Copy each line of the records that holds the string "LORD".

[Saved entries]
____________
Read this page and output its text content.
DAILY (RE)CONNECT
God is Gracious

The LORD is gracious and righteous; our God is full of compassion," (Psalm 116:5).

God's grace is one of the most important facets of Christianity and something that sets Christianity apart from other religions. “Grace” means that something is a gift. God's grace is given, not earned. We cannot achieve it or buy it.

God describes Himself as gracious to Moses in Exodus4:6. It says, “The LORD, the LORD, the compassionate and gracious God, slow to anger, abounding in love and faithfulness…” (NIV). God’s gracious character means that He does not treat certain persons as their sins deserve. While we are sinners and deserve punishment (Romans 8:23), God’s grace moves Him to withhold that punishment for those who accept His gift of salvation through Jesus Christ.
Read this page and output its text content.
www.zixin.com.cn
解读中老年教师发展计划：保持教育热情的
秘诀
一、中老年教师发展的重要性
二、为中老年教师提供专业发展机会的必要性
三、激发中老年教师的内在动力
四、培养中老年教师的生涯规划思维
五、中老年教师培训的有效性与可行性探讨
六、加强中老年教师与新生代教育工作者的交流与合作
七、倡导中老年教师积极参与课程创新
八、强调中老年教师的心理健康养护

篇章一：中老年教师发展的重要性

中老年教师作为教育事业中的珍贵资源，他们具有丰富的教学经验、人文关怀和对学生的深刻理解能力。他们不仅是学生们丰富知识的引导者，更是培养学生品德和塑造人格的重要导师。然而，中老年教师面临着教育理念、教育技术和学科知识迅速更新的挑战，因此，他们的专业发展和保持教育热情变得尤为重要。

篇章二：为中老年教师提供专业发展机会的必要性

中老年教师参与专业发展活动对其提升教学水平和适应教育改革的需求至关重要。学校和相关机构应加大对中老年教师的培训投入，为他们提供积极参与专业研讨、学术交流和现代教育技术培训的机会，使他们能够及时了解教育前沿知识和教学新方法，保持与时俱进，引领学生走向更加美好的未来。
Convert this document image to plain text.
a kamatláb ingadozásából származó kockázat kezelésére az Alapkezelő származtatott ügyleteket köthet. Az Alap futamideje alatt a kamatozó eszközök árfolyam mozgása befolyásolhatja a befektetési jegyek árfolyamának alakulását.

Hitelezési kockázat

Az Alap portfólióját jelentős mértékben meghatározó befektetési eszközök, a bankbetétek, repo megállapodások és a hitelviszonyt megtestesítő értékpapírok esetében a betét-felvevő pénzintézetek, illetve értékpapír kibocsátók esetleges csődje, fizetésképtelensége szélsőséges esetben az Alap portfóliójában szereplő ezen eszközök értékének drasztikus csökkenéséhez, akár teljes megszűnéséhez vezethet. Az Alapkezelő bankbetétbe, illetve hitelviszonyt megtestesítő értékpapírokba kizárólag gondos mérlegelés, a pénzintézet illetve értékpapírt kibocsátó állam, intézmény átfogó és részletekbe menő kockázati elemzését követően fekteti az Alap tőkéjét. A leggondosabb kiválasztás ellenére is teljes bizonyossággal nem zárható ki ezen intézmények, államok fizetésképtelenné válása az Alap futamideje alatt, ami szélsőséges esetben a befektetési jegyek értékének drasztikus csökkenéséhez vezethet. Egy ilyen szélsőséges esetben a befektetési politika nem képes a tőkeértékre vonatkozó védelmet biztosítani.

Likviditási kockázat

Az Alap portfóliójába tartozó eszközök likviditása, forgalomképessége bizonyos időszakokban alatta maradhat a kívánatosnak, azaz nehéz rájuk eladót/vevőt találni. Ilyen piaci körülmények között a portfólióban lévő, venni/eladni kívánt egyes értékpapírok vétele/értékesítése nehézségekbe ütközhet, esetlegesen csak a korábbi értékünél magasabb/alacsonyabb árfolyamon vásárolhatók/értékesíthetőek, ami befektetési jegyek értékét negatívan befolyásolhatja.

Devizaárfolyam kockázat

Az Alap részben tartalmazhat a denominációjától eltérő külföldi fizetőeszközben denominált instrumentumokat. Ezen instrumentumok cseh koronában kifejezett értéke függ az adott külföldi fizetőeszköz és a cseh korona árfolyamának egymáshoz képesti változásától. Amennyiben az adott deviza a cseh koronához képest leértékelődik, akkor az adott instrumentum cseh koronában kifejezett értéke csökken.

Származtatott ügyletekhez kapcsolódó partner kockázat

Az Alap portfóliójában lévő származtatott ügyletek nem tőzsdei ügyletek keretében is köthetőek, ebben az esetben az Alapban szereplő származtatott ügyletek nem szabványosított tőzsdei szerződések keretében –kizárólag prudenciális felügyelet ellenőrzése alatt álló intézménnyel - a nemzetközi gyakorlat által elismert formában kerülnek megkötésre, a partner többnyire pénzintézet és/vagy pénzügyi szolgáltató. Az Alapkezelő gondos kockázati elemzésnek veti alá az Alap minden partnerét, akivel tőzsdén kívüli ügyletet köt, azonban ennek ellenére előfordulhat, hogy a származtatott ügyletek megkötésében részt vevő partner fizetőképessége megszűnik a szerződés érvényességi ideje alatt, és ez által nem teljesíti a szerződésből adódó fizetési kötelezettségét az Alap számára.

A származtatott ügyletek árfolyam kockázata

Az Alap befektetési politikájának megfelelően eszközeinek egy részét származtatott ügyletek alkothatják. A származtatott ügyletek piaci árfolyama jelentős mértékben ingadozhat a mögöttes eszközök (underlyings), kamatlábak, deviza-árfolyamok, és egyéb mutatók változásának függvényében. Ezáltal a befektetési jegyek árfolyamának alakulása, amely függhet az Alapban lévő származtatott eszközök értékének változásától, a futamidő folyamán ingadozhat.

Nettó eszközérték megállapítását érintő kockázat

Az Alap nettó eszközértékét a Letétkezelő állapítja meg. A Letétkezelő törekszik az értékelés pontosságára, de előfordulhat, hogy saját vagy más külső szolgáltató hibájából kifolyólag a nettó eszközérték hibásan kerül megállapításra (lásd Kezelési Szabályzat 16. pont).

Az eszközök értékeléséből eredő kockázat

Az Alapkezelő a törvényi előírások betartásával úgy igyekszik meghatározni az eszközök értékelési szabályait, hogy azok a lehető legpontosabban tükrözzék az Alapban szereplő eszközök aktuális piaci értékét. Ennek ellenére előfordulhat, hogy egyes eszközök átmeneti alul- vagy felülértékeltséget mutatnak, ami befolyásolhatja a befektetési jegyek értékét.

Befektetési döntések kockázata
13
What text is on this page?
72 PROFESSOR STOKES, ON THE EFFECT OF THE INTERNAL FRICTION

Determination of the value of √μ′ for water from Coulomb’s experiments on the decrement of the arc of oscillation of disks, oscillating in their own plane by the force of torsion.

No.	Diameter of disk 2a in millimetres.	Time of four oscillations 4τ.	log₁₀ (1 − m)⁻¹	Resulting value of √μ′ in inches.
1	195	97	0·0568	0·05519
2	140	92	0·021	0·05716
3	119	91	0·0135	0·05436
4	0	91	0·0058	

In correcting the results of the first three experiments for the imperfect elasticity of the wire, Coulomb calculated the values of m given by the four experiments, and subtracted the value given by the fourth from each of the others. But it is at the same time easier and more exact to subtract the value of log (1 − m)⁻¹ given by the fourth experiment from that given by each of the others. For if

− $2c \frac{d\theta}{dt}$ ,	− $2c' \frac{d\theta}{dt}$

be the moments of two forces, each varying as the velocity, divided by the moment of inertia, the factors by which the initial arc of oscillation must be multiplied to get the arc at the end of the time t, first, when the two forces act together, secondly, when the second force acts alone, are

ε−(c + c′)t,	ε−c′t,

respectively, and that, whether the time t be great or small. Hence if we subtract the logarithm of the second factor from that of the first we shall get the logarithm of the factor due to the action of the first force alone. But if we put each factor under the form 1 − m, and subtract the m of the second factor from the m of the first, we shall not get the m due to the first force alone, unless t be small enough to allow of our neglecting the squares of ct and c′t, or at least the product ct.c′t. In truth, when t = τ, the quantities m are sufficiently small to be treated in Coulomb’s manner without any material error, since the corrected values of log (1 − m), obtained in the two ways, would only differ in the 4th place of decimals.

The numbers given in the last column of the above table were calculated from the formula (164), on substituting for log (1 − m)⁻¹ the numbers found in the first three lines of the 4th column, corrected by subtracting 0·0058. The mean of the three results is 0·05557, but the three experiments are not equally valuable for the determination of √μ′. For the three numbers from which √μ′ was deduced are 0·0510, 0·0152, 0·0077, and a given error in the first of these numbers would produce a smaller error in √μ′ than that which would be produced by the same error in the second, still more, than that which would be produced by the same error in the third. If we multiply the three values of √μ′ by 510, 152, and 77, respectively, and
____________
* [WRITTEN SOLUTION]:
The LORD is gracious and righteous; our God is full of compassion," (Psalm 116:5).
God describes Himself as gracious to Moses in Exodus4:6. It says, “The LORD, the LORD, the compassionate and gracious God, slow to anger, abounding in love and faithfulness…” (NIV). God’s gracious character means that He does not treat certain persons as their sins deserve. While we are sinners and deserve punishment (Romans 8:23), God’s grace moves Him to withhold that punishment for those who accept His gift of salvation through Jesus Christ.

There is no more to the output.